→ Dataset excerpt:

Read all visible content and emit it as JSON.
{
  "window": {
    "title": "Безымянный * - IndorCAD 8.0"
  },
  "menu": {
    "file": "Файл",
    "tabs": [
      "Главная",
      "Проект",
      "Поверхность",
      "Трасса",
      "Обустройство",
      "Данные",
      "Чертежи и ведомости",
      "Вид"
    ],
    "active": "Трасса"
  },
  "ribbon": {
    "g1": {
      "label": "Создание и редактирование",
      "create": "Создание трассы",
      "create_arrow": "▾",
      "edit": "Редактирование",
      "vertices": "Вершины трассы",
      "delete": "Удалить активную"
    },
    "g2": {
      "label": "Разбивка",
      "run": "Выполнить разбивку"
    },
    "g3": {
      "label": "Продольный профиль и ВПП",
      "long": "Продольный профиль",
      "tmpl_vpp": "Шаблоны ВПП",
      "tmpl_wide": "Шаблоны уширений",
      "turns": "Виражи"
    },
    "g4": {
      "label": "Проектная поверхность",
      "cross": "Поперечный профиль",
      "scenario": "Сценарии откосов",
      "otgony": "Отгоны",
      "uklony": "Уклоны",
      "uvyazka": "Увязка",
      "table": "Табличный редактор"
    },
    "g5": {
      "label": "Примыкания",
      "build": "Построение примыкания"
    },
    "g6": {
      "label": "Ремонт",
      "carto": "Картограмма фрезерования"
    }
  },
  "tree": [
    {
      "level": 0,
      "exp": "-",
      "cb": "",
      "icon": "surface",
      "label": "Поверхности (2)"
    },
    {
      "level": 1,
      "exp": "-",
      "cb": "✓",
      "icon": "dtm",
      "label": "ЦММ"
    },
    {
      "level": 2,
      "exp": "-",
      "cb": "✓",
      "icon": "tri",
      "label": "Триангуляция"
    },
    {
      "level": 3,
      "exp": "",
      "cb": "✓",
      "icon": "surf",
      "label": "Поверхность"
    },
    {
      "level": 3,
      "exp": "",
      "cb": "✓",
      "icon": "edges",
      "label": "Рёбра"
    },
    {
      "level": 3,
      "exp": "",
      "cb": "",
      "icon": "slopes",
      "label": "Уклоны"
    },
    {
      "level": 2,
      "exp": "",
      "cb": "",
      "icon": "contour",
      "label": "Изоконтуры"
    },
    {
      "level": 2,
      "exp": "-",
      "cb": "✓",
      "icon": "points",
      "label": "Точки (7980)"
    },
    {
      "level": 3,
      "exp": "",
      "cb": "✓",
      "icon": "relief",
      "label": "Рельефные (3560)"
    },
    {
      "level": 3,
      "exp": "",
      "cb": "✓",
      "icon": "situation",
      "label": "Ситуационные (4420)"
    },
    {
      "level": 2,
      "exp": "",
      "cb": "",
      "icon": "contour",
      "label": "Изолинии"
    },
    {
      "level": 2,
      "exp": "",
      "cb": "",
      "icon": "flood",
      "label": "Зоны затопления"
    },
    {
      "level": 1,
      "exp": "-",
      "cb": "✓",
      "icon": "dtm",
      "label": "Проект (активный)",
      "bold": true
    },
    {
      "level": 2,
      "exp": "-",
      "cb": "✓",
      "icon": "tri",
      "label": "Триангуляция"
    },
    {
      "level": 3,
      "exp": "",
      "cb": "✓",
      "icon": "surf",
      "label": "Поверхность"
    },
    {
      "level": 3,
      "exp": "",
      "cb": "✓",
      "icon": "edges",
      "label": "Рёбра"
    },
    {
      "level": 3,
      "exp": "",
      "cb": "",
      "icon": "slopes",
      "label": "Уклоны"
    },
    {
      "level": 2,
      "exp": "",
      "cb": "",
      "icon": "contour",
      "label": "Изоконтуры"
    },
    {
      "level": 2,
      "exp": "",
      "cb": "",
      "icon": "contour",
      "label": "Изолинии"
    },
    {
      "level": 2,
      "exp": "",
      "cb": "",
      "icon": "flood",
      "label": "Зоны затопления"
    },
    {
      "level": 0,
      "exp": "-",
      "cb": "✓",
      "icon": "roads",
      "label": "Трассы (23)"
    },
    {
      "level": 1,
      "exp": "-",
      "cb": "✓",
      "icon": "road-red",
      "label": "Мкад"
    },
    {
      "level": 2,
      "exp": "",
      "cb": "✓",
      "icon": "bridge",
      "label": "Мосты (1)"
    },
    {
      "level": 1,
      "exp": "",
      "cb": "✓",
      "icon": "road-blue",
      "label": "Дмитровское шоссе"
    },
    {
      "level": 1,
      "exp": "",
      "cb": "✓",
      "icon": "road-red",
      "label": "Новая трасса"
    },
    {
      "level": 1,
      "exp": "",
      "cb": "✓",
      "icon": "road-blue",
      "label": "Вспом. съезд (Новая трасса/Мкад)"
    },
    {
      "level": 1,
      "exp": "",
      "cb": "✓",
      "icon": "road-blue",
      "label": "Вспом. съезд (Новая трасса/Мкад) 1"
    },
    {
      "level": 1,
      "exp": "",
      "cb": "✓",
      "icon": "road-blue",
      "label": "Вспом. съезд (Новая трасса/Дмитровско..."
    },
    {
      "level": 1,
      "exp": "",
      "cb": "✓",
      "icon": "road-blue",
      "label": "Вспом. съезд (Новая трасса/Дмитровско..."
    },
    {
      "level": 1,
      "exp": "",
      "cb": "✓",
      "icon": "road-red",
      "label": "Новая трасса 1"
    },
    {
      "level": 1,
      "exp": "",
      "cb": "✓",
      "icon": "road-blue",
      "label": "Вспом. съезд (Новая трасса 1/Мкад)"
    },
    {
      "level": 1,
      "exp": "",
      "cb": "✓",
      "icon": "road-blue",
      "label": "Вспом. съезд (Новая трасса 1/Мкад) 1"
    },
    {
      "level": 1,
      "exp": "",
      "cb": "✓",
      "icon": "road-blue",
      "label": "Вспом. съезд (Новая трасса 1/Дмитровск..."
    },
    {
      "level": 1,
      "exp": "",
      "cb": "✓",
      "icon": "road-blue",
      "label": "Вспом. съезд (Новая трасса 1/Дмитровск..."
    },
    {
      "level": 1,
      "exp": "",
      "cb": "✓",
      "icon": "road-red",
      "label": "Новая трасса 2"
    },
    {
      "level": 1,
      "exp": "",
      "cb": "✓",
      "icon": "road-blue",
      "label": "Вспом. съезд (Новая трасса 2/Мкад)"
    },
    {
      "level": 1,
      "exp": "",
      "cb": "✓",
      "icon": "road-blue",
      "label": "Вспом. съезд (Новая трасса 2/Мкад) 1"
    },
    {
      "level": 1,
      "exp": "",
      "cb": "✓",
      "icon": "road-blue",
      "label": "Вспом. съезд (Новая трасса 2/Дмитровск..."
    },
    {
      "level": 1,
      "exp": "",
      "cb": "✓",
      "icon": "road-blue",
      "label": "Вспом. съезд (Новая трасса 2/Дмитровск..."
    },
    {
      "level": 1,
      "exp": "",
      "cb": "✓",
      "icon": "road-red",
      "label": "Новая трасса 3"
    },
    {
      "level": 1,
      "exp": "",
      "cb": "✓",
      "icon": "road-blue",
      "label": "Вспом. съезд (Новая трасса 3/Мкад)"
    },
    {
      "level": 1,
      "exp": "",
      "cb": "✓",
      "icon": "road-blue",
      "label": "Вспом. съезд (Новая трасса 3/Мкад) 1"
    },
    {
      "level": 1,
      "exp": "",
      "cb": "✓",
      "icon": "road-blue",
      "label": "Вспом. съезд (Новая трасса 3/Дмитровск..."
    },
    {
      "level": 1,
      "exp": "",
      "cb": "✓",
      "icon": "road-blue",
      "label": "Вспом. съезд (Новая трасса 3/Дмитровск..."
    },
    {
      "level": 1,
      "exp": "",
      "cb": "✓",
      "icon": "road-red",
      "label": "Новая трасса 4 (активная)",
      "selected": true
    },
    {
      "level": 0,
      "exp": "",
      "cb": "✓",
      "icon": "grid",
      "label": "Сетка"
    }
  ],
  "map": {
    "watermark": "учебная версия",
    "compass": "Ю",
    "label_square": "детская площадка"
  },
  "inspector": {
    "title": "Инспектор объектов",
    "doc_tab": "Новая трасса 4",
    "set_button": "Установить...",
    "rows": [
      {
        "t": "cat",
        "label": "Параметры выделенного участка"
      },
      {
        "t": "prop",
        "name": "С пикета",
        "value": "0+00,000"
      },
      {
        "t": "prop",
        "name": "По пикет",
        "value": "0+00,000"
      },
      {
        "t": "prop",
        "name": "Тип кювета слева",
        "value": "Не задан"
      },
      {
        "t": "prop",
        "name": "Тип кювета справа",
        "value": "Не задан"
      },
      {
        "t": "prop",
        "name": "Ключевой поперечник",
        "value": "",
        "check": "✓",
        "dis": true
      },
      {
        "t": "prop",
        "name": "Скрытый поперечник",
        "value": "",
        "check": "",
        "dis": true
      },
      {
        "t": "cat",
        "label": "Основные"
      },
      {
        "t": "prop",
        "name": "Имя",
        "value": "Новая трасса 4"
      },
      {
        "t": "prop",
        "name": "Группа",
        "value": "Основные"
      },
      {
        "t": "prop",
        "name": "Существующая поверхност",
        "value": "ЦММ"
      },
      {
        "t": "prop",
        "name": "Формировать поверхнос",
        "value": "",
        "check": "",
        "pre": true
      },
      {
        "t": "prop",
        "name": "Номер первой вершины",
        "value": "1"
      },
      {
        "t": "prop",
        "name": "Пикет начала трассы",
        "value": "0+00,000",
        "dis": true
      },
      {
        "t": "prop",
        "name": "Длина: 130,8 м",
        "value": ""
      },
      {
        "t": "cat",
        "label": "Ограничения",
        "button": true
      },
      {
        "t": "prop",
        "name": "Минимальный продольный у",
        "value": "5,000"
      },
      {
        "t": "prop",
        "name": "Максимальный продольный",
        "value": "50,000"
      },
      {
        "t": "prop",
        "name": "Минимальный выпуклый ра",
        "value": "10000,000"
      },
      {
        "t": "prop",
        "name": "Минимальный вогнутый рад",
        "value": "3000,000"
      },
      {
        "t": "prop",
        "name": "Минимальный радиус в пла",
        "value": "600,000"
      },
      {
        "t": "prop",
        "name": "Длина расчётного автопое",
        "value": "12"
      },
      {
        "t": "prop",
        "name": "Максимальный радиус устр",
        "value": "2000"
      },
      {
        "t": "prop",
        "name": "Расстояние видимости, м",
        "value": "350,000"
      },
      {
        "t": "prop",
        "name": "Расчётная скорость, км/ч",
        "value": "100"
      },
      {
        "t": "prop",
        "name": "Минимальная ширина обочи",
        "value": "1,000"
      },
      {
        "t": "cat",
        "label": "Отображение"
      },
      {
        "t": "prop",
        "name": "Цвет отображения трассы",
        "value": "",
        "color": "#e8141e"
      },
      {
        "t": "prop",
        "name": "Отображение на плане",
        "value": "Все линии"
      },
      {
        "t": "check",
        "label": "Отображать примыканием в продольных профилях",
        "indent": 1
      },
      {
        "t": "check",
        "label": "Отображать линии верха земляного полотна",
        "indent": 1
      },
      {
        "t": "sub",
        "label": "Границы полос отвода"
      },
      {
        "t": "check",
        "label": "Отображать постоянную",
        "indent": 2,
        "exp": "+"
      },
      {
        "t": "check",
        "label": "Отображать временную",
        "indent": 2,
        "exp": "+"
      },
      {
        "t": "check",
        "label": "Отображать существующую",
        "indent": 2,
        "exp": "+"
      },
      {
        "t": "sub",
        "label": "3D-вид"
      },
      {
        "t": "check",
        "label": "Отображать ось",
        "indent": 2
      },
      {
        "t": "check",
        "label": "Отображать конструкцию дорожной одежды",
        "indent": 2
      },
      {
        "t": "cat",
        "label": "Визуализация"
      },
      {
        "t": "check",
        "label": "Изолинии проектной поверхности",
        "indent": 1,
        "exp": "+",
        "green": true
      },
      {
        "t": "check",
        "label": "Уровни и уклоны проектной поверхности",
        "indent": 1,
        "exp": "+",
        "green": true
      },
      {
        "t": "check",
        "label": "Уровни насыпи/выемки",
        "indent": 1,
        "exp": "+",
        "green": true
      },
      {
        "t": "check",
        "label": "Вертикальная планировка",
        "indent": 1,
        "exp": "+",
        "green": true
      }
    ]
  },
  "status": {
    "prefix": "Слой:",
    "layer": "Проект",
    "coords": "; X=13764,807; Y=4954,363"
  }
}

→ Exercise prompt:
Gather from the entries above all lines that include the string "Отображение".

→ Answer to the task:
        "label": "Отображение"
        "name": "Отображение на плане",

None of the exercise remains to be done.